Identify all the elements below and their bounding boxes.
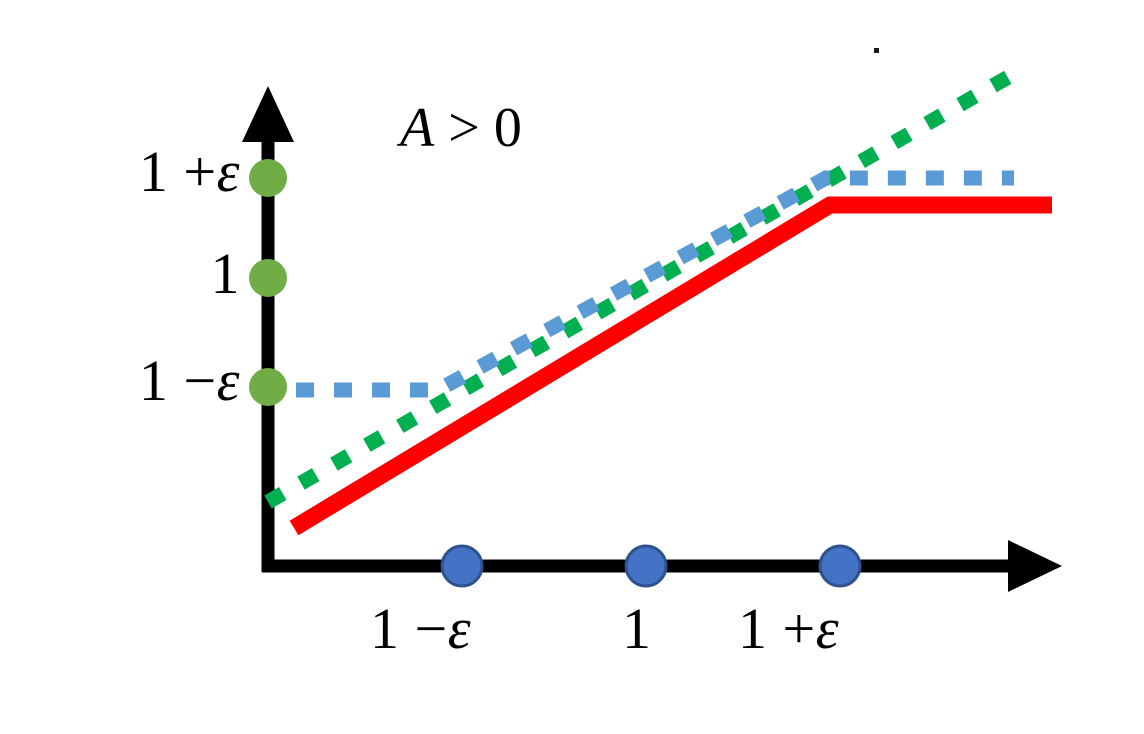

---

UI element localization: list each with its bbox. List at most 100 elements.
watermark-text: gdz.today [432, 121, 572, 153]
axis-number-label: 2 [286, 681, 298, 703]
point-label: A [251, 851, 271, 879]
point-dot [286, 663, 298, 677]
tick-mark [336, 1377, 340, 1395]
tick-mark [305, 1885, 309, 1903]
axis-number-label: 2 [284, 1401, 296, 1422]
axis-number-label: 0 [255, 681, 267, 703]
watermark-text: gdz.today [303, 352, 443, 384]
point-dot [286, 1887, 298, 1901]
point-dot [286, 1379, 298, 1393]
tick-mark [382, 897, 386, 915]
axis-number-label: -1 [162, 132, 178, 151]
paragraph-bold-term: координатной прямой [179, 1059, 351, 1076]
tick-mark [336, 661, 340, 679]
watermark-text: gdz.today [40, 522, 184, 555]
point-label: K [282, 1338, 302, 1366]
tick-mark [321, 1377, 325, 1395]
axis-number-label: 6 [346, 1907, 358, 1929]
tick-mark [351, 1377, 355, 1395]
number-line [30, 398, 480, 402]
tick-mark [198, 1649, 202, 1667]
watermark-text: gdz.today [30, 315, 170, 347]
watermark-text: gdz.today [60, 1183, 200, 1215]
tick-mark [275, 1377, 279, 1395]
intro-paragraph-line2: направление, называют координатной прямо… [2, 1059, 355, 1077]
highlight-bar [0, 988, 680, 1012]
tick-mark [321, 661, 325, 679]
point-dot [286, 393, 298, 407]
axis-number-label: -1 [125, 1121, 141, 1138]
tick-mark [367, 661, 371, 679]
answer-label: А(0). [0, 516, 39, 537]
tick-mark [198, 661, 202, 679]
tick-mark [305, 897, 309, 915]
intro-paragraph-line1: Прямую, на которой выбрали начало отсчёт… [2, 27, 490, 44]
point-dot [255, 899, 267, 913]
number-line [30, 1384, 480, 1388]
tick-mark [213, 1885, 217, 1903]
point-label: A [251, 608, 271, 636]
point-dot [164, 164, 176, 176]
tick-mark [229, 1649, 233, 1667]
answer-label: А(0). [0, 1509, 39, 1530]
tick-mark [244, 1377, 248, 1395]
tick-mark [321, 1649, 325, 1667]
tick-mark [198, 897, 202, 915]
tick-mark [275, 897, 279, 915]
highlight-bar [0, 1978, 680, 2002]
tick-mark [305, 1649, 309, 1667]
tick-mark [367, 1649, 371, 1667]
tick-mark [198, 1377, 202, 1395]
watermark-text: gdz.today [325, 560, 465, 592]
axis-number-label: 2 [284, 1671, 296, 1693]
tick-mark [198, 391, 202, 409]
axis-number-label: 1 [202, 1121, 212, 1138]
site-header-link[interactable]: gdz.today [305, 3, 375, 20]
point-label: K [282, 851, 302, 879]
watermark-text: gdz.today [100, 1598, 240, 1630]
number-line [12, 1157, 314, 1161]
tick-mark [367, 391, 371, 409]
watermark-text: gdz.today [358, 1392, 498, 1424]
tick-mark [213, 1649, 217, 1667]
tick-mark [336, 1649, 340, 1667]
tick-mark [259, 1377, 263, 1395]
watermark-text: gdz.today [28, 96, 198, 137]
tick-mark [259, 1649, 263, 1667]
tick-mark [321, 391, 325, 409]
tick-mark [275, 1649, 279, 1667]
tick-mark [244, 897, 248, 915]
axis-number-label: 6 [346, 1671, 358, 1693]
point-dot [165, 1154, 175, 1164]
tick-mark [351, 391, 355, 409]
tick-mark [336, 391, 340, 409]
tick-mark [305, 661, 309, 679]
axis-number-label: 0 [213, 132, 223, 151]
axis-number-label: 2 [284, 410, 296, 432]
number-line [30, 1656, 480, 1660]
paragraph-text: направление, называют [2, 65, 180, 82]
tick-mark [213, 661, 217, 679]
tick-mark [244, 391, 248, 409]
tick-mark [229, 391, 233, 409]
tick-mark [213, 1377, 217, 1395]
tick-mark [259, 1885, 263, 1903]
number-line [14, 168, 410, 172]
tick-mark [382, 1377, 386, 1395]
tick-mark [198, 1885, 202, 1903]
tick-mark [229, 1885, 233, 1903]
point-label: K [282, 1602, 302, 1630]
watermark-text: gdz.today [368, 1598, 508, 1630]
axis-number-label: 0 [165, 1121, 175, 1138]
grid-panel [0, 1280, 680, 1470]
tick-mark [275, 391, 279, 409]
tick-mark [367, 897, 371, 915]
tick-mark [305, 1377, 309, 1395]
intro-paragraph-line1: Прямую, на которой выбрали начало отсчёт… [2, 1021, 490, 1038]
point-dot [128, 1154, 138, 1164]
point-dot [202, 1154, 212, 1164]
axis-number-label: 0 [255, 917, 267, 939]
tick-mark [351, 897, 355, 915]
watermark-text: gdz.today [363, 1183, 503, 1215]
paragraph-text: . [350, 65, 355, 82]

WORK TO BE COMPLETED
Start at the line that contains "UI element localization: list" and stop after the line that contains "tick-mark [305, 1885, 309, 1903]", copying every line in that span without any change.

WRITTEN REPLY
UI element localization: list each with its bbox. List at most 100 elements.
watermark-text: gdz.today [432, 121, 572, 153]
axis-number-label: 2 [286, 681, 298, 703]
point-label: A [251, 851, 271, 879]
point-dot [286, 663, 298, 677]
tick-mark [336, 1377, 340, 1395]
tick-mark [305, 1885, 309, 1903]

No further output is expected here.